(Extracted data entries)
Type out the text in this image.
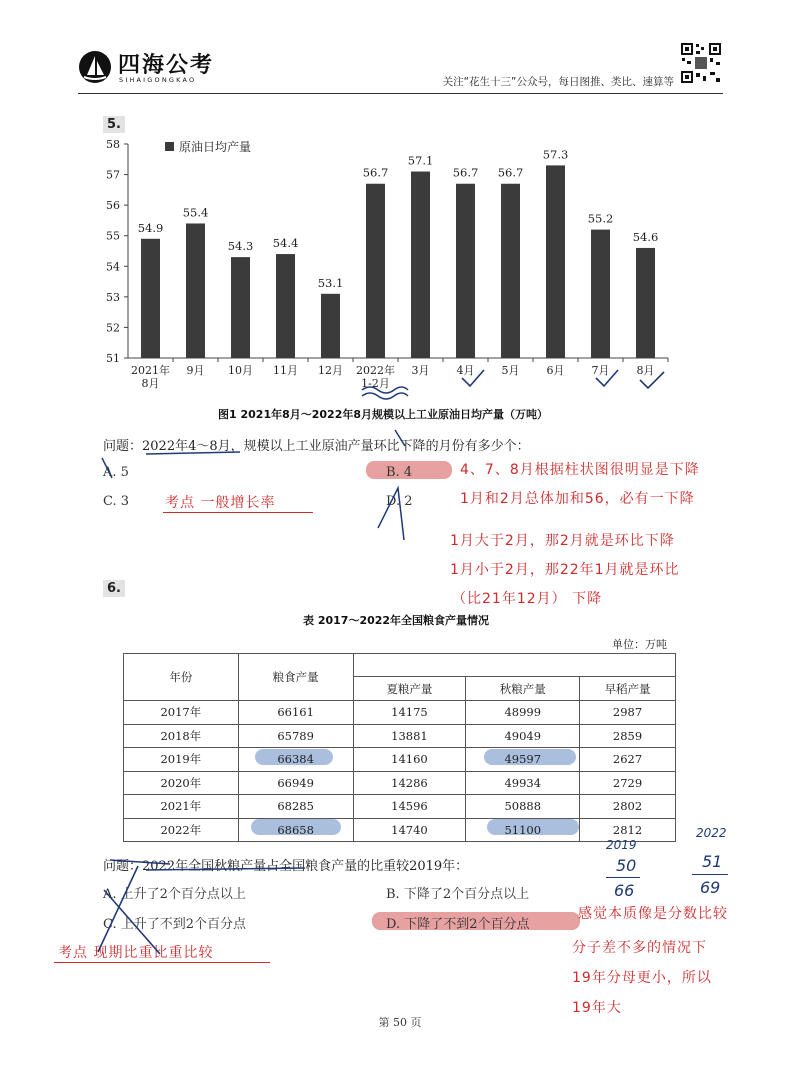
四海公考
SIHAIGONGKAO	关注“花生十三”公众号，每日图推、类比、速算等
5.
54.9
55.4
54.3 54.4
53.1
56.7
57.1
56.7 56.7
57.3
55.2
54.6
2021年 8月
9月 10月 11月 12月 2022年 1-2月
3月 4月 5月 6月 7月 8月
51
52
53
54
55
56
57
58	原油日均产量
图1 2021年8月～2022年8月规模以上工业原油日均产量（万吨）
问题：2022年4～8月，规模以上工业原油产量环比下降的月份有多少个：
A. 5	B. 4
C. 3	D. 2
考点 一般增长率
4、7、8月根据柱状图很明显是下降
1月和2月总体加和56，必有一下降
1月大于2月，那2月就是环比下降
1月小于2月，那22年1月就是环比
（比21年12月） 下降
6.
表 2017～2022年全国粮食产量情况
单位：万吨
年份	粮食产量			
		夏粮产量	秋粮产量	早稻产量
2017年	66161	14175	48999	2987
2018年	65789	13881	49049	2859
2019年	66384	14160	49597	2627
2020年	66949	14286	49934	2729
2021年	68285	14596	50888	2802
2022年	68658	14740	51100	2812
问题：2022年全国秋粮产量占全国粮食产量的比重较2019年：
A. 上升了2个百分点以上	B. 下降了2个百分点以上
C. 上升了不到2个百分点	D. 下降了不到2个百分点
考点 现期比重比重比较
感觉本质像是分数比较
分子差不多的情况下
19年分母更小，所以
19年大
2019
50
66
2022
51
69
第 50 页
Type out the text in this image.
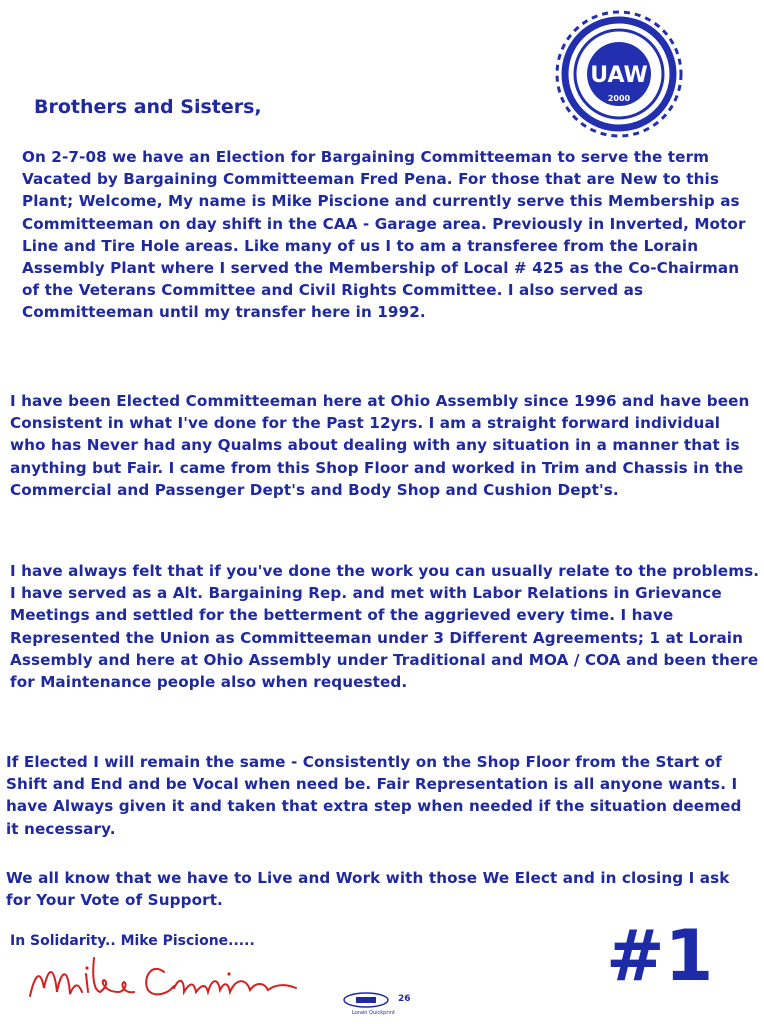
LOCAL
UAW
2000

Brothers and Sisters,

On 2-7-08 we have an Election for Bargaining Committeeman to serve the term Vacated by Bargaining Committeeman Fred Pena. For those that are New to this Plant; Welcome, My name is Mike Piscione and currently serve this Membership as Committeeman on day shift in the CAA - Garage area. Previously in Inverted, Motor Line and Tire Hole areas. Like many of us I to am a transferee from the Lorain Assembly Plant where I served the Membership of Local # 425 as the Co-Chairman of the Veterans Committee and Civil Rights Committee. I also served as Committeeman until my transfer here in 1992.

I have been Elected Committeeman here at Ohio Assembly since 1996 and have been Consistent in what I've done for the Past 12yrs. I am a straight forward individual who has Never had any Qualms about dealing with any situation in a manner that is anything but Fair. I came from this Shop Floor and worked in Trim and Chassis in the Commercial and Passenger Dept's and Body Shop and Cushion Dept's.

I have always felt that if you've done the work you can usually relate to the problems. I have served as a Alt. Bargaining Rep. and met with Labor Relations in Grievance Meetings and settled for the betterment of the aggrieved every time. I have Represented the Union as Committeeman under 3 Different Agreements; 1 at Lorain Assembly and here at Ohio Assembly under Traditional and MOA / COA and been there for Maintenance people also when requested.

If Elected I will remain the same - Consistently on the Shop Floor from the Start of Shift and End and be Vocal when need be. Fair Representation is all anyone wants. I have Always given it and taken that extra step when needed if the situation deemed it necessary.

We all know that we have to Live and Work with those We Elect and in closing I ask for Your Vote of Support.

In Solidarity.. Mike Piscione.....	#1
26
Lorain Quickprint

• _Given instruction_: Repeat each entry precisely as it appears. Leave the pictures out.

• _Exercise solution_:
Type out the text in this image.
四海公考
SIHAIGONGKAO	关注“花生十三”公众号，每日图推、类比、速算等
5.
54.9
55.4
54.3 54.4
53.1
56.7
57.1
56.7 56.7
57.3
55.2
54.6
2021年 8月
9月 10月 11月 12月 2022年 1-2月
3月 4月 5月 6月 7月 8月
51
52
53
54
55
56
57
58	原油日均产量
图1 2021年8月～2022年8月规模以上工业原油日均产量（万吨）
问题：2022年4～8月，规模以上工业原油产量环比下降的月份有多少个：
A. 5	B. 4
C. 3	D. 2
考点 一般增长率
4、7、8月根据柱状图很明显是下降
1月和2月总体加和56，必有一下降
1月大于2月，那2月就是环比下降
1月小于2月，那22年1月就是环比
（比21年12月） 下降
6.
表 2017～2022年全国粮食产量情况
单位：万吨
年份	粮食产量			
		夏粮产量	秋粮产量	早稻产量
2017年	66161	14175	48999	2987
2018年	65789	13881	49049	2859
2019年	66384	14160	49597	2627
2020年	66949	14286	49934	2729
2021年	68285	14596	50888	2802
2022年	68658	14740	51100	2812
问题：2022年全国秋粮产量占全国粮食产量的比重较2019年：
A. 上升了2个百分点以上	B. 下降了2个百分点以上
C. 上升了不到2个百分点	D. 下降了不到2个百分点
考点 现期比重比重比较
感觉本质像是分数比较
分子差不多的情况下
19年分母更小，所以
19年大
2019
50
66
2022
51
69
第 50 页
Type out the text in this image.
LOCAL
UAW
2000

Brothers and Sisters,

On 2-7-08 we have an Election for Bargaining Committeeman to serve the term Vacated by Bargaining Committeeman Fred Pena. For those that are New to this Plant; Welcome, My name is Mike Piscione and currently serve this Membership as Committeeman on day shift in the CAA - Garage area. Previously in Inverted, Motor Line and Tire Hole areas. Like many of us I to am a transferee from the Lorain Assembly Plant where I served the Membership of Local # 425 as the Co-Chairman of the Veterans Committee and Civil Rights Committee. I also served as Committeeman until my transfer here in 1992.

I have been Elected Committeeman here at Ohio Assembly since 1996 and have been Consistent in what I've done for the Past 12yrs. I am a straight forward individual who has Never had any Qualms about dealing with any situation in a manner that is anything but Fair. I came from this Shop Floor and worked in Trim and Chassis in the Commercial and Passenger Dept's and Body Shop and Cushion Dept's.

I have always felt that if you've done the work you can usually relate to the problems. I have served as a Alt. Bargaining Rep. and met with Labor Relations in Grievance Meetings and settled for the betterment of the aggrieved every time. I have Represented the Union as Committeeman under 3 Different Agreements; 1 at Lorain Assembly and here at Ohio Assembly under Traditional and MOA / COA and been there for Maintenance people also when requested.

If Elected I will remain the same - Consistently on the Shop Floor from the Start of Shift and End and be Vocal when need be. Fair Representation is all anyone wants. I have Always given it and taken that extra step when needed if the situation deemed it necessary.

We all know that we have to Live and Work with those We Elect and in closing I ask for Your Vote of Support.

In Solidarity.. Mike Piscione.....	#1
26
Lorain Quickprint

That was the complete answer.